Source records:
—————

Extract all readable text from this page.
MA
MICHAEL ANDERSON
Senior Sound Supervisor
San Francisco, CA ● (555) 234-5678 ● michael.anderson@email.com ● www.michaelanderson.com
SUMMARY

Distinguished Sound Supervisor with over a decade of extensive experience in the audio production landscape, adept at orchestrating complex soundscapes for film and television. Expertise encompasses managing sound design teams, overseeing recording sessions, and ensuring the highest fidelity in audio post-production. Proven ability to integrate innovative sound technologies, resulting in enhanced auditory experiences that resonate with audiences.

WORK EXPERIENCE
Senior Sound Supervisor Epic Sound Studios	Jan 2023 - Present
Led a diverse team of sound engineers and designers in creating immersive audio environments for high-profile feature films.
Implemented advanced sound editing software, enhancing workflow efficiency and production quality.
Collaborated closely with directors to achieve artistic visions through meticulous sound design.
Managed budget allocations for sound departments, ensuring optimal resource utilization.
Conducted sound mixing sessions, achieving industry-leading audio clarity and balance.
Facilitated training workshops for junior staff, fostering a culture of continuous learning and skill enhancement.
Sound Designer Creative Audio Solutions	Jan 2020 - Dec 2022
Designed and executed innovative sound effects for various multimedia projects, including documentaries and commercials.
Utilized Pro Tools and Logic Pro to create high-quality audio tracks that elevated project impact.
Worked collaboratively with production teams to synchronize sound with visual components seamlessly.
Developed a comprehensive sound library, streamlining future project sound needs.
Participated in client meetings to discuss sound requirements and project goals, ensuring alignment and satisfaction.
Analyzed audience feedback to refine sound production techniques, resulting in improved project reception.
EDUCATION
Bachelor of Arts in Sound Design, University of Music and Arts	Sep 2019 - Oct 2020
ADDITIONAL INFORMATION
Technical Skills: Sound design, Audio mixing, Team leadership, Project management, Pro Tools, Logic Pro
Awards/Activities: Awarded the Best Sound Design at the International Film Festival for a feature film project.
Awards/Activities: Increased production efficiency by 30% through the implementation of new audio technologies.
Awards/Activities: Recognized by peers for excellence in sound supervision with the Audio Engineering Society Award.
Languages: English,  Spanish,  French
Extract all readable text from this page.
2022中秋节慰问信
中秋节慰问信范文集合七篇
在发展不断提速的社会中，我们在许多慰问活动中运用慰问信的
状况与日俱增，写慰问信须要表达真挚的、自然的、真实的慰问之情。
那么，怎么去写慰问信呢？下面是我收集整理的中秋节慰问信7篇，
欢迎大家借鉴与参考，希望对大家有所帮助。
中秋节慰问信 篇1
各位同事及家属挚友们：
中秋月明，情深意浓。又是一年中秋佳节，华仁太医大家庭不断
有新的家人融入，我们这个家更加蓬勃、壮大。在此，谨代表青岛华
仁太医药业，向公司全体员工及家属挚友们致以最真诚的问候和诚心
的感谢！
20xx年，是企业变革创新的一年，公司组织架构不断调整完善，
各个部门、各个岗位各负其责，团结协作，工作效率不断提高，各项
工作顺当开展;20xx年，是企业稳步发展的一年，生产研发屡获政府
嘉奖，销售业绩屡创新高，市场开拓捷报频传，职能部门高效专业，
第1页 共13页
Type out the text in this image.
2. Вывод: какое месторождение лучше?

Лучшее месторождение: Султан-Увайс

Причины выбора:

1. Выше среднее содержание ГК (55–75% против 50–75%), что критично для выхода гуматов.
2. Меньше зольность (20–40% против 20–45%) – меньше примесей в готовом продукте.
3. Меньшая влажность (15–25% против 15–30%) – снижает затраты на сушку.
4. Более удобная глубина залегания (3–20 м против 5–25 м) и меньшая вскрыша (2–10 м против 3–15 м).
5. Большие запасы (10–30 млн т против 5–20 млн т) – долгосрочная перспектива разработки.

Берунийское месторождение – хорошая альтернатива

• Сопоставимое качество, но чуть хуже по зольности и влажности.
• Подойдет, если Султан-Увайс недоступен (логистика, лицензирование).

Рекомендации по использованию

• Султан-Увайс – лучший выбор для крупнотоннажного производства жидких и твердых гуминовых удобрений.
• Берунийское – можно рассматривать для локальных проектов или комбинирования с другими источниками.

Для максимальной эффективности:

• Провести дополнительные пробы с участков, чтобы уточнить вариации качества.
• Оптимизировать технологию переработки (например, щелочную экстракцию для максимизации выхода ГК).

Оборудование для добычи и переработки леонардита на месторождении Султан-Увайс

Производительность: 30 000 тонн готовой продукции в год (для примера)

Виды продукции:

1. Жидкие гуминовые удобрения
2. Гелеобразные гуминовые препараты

—————

* _TASK TO CARRY OUT_: The listing above must be transcribed exactly, line by line.

* _EXERCISE ANSWER_:
Extract all readable text from this page.
MA
MICHAEL ANDERSON
Senior Sound Supervisor
San Francisco, CA ● (555) 234-5678 ● michael.anderson@email.com ● www.michaelanderson.com
SUMMARY

Distinguished Sound Supervisor with over a decade of extensive experience in the audio production landscape, adept at orchestrating complex soundscapes for film and television. Expertise encompasses managing sound design teams, overseeing recording sessions, and ensuring the highest fidelity in audio post-production. Proven ability to integrate innovative sound technologies, resulting in enhanced auditory experiences that resonate with audiences.

WORK EXPERIENCE
Senior Sound Supervisor Epic Sound Studios	Jan 2023 - Present
Led a diverse team of sound engineers and designers in creating immersive audio environments for high-profile feature films.
Implemented advanced sound editing software, enhancing workflow efficiency and production quality.
Collaborated closely with directors to achieve artistic visions through meticulous sound design.
Managed budget allocations for sound departments, ensuring optimal resource utilization.
Conducted sound mixing sessions, achieving industry-leading audio clarity and balance.
Facilitated training workshops for junior staff, fostering a culture of continuous learning and skill enhancement.
Sound Designer Creative Audio Solutions	Jan 2020 - Dec 2022
Designed and executed innovative sound effects for various multimedia projects, including documentaries and commercials.
Utilized Pro Tools and Logic Pro to create high-quality audio tracks that elevated project impact.
Worked collaboratively with production teams to synchronize sound with visual components seamlessly.
Developed a comprehensive sound library, streamlining future project sound needs.
Participated in client meetings to discuss sound requirements and project goals, ensuring alignment and satisfaction.
Analyzed audience feedback to refine sound production techniques, resulting in improved project reception.
EDUCATION
Bachelor of Arts in Sound Design, University of Music and Arts	Sep 2019 - Oct 2020
ADDITIONAL INFORMATION
Technical Skills: Sound design, Audio mixing, Team leadership, Project management, Pro Tools, Logic Pro
Awards/Activities: Awarded the Best Sound Design at the International Film Festival for a feature film project.
Awards/Activities: Increased production efficiency by 30% through the implementation of new audio technologies.
Awards/Activities: Recognized by peers for excellence in sound supervision with the Audio Engineering Society Award.
Languages: English,  Spanish,  French
Extract all readable text from this page.
2022中秋节慰问信
中秋节慰问信范文集合七篇
在发展不断提速的社会中，我们在许多慰问活动中运用慰问信的
状况与日俱增，写慰问信须要表达真挚的、自然的、真实的慰问之情。
那么，怎么去写慰问信呢？下面是我收集整理的中秋节慰问信7篇，
欢迎大家借鉴与参考，希望对大家有所帮助。
中秋节慰问信 篇1
各位同事及家属挚友们：
中秋月明，情深意浓。又是一年中秋佳节，华仁太医大家庭不断
有新的家人融入，我们这个家更加蓬勃、壮大。在此，谨代表青岛华
仁太医药业，向公司全体员工及家属挚友们致以最真诚的问候和诚心
的感谢！
20xx年，是企业变革创新的一年，公司组织架构不断调整完善，
各个部门、各个岗位各负其责，团结协作，工作效率不断提高，各项
工作顺当开展;20xx年，是企业稳步发展的一年，生产研发屡获政府
嘉奖，销售业绩屡创新高，市场开拓捷报频传，职能部门高效专业，
第1页 共13页
Type out the text in this image.
2. Вывод: какое месторождение лучше?

Лучшее месторождение: Султан-Увайс

Причины выбора:

1. Выше среднее содержание ГК (55–75% против 50–75%), что критично для выхода гуматов.
2. Меньше зольность (20–40% против 20–45%) – меньше примесей в готовом продукте.
3. Меньшая влажность (15–25% против 15–30%) – снижает затраты на сушку.
4. Более удобная глубина залегания (3–20 м против 5–25 м) и меньшая вскрыша (2–10 м против 3–15 м).
5. Большие запасы (10–30 млн т против 5–20 млн т) – долгосрочная перспектива разработки.

Берунийское месторождение – хорошая альтернатива

• Сопоставимое качество, но чуть хуже по зольности и влажности.
• Подойдет, если Султан-Увайс недоступен (логистика, лицензирование).

Рекомендации по использованию

• Султан-Увайс – лучший выбор для крупнотоннажного производства жидких и твердых гуминовых удобрений.
• Берунийское – можно рассматривать для локальных проектов или комбинирования с другими источниками.

Для максимальной эффективности:

• Провести дополнительные пробы с участков, чтобы уточнить вариации качества.
• Оптимизировать технологию переработки (например, щелочную экстракцию для максимизации выхода ГК).

Оборудование для добычи и переработки леонардита на месторождении Султан-Увайс

Производительность: 30 000 тонн готовой продукции в год (для примера)

Виды продукции:

1. Жидкие гуминовые удобрения
2. Гелеобразные гуминовые препараты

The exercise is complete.